Challenge
Pull each line holding the word "social" from the data.
··· Given entries
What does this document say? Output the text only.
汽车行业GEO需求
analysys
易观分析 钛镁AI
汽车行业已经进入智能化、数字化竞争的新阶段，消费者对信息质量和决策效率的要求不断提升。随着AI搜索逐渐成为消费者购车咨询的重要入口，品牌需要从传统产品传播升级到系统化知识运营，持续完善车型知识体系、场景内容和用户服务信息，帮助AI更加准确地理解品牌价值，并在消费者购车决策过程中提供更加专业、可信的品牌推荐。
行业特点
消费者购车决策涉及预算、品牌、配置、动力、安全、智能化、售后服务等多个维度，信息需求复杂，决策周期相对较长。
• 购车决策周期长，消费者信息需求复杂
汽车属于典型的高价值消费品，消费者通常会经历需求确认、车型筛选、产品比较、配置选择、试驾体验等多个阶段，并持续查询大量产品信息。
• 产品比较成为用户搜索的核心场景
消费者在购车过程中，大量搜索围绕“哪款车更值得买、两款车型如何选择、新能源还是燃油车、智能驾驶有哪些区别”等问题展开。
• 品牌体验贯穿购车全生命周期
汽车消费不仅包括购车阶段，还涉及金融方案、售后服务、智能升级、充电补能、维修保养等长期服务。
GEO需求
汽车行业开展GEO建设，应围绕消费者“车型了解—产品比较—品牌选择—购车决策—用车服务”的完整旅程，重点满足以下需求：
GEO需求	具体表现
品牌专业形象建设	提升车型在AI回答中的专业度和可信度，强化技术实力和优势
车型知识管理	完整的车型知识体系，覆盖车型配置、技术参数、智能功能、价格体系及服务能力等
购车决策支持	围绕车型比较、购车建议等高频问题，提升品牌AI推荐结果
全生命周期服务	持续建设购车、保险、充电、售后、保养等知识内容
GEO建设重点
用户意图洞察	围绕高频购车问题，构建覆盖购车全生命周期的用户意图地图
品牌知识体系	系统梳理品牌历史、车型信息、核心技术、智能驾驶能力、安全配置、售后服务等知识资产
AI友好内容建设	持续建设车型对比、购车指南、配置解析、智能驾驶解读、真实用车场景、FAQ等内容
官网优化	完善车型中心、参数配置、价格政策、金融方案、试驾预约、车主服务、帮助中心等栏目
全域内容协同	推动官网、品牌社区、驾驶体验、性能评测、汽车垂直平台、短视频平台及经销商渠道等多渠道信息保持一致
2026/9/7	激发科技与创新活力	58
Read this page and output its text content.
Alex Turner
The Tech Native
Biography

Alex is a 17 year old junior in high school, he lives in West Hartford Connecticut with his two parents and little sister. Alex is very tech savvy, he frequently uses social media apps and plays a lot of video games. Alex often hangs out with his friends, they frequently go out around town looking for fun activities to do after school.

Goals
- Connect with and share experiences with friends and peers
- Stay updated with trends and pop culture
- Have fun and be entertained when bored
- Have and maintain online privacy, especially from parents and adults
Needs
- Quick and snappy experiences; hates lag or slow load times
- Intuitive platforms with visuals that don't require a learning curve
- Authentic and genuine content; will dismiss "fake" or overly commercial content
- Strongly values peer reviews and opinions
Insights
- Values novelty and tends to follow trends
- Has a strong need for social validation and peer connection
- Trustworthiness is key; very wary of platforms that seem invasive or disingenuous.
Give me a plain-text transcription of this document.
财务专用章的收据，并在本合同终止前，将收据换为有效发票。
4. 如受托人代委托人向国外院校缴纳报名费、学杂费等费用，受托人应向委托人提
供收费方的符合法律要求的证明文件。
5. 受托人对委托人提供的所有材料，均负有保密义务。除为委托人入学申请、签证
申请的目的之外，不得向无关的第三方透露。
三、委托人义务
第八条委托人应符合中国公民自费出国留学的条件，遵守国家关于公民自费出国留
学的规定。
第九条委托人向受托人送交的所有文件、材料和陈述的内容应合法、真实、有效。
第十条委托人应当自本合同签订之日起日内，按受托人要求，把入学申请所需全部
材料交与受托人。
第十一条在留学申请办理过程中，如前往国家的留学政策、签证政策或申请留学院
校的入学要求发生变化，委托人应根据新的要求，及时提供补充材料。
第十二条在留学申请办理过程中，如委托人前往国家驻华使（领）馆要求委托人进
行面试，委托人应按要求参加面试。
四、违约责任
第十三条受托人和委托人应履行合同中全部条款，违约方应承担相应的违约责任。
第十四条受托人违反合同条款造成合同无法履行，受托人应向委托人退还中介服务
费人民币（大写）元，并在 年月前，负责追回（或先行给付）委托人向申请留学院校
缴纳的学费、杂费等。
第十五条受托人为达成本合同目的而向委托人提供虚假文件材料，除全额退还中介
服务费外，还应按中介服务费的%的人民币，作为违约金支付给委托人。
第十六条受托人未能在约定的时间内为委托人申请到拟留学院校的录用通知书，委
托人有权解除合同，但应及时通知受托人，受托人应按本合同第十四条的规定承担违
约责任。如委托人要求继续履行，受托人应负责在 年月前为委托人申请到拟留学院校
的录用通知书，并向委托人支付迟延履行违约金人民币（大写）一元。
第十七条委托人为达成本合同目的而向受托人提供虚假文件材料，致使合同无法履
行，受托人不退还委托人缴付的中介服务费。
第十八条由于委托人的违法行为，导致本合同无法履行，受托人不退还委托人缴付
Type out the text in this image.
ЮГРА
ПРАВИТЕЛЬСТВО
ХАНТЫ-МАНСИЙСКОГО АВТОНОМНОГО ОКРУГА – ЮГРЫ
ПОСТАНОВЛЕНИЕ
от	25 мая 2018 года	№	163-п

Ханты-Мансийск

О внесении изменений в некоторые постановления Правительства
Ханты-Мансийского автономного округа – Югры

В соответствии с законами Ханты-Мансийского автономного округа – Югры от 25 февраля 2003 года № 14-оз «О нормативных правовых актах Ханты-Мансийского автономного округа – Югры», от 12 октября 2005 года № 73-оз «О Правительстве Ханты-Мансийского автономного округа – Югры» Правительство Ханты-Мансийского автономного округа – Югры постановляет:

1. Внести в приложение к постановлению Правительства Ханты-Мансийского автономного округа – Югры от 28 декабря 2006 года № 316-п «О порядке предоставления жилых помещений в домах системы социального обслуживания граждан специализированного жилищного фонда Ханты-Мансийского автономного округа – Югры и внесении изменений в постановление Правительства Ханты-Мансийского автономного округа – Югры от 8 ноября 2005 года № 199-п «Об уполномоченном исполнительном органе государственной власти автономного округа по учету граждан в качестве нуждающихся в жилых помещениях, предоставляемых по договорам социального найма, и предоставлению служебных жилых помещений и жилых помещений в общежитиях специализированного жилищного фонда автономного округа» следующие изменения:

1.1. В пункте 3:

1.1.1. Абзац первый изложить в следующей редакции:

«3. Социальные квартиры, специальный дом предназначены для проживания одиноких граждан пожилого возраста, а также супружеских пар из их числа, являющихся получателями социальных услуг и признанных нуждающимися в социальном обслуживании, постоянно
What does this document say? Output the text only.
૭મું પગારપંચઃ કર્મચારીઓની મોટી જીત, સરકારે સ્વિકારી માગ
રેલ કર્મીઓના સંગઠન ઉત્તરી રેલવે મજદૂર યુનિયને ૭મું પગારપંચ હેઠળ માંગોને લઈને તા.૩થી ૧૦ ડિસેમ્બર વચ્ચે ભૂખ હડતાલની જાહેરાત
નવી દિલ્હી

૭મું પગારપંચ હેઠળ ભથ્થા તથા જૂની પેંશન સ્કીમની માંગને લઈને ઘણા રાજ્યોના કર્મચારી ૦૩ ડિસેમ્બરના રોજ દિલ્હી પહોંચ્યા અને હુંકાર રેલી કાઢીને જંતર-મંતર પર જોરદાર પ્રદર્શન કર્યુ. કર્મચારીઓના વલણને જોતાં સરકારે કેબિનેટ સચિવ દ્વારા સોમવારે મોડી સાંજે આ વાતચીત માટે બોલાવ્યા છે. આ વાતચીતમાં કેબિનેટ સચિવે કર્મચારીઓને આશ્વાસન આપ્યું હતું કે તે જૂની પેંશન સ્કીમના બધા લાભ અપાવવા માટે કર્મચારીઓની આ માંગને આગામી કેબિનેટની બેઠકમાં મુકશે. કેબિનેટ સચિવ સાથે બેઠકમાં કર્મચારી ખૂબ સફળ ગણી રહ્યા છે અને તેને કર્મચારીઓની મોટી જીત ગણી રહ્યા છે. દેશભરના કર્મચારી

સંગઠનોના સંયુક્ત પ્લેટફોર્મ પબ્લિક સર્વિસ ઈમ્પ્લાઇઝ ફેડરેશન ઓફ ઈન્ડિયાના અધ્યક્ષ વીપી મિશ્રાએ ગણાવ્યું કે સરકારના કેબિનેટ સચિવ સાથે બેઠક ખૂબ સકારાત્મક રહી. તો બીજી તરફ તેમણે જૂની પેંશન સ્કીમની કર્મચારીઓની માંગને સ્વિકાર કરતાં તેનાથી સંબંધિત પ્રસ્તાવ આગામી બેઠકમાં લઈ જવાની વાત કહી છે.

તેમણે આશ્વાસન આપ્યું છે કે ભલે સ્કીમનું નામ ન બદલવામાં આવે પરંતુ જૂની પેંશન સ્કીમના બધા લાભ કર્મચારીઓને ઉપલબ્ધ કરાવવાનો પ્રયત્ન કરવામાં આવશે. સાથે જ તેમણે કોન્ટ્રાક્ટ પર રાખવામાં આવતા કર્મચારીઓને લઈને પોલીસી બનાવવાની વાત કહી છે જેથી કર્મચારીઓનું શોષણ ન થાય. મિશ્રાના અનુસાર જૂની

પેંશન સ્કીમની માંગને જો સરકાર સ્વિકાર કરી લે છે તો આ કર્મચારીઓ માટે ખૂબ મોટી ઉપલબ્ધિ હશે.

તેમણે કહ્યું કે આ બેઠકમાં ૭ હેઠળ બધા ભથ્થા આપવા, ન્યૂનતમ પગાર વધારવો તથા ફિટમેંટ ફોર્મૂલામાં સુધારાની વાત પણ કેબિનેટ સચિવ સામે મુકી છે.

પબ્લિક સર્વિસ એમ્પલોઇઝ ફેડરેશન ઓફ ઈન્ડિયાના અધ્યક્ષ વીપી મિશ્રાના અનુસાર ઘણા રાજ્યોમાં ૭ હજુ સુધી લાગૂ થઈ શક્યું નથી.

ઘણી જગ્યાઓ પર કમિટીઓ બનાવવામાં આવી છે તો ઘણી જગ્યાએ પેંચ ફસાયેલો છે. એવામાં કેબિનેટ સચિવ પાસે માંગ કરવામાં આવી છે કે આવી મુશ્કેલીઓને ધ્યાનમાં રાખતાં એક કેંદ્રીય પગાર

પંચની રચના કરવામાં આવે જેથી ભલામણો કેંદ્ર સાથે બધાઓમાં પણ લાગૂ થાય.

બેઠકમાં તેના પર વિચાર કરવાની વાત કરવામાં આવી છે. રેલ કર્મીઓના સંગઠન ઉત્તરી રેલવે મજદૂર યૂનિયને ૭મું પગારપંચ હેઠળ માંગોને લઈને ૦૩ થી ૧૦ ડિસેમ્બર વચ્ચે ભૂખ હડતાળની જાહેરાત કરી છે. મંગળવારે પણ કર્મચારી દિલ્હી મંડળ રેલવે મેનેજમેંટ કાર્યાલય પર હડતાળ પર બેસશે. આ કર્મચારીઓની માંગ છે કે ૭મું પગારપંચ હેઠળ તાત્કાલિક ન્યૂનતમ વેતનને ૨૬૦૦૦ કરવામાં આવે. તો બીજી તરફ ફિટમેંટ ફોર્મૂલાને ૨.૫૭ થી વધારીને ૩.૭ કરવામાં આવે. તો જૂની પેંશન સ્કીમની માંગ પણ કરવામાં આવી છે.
······
Output of the exercise
Alex is a 17 year old junior in high school, he lives in West Hartford Connecticut with his two parents and little sister. Alex is very tech savvy, he frequently uses social media apps and plays a lot of video games. Alex often hangs out with his friends, they frequently go out around town looking for fun activities to do after school.
- Has a strong need for social validation and peer connection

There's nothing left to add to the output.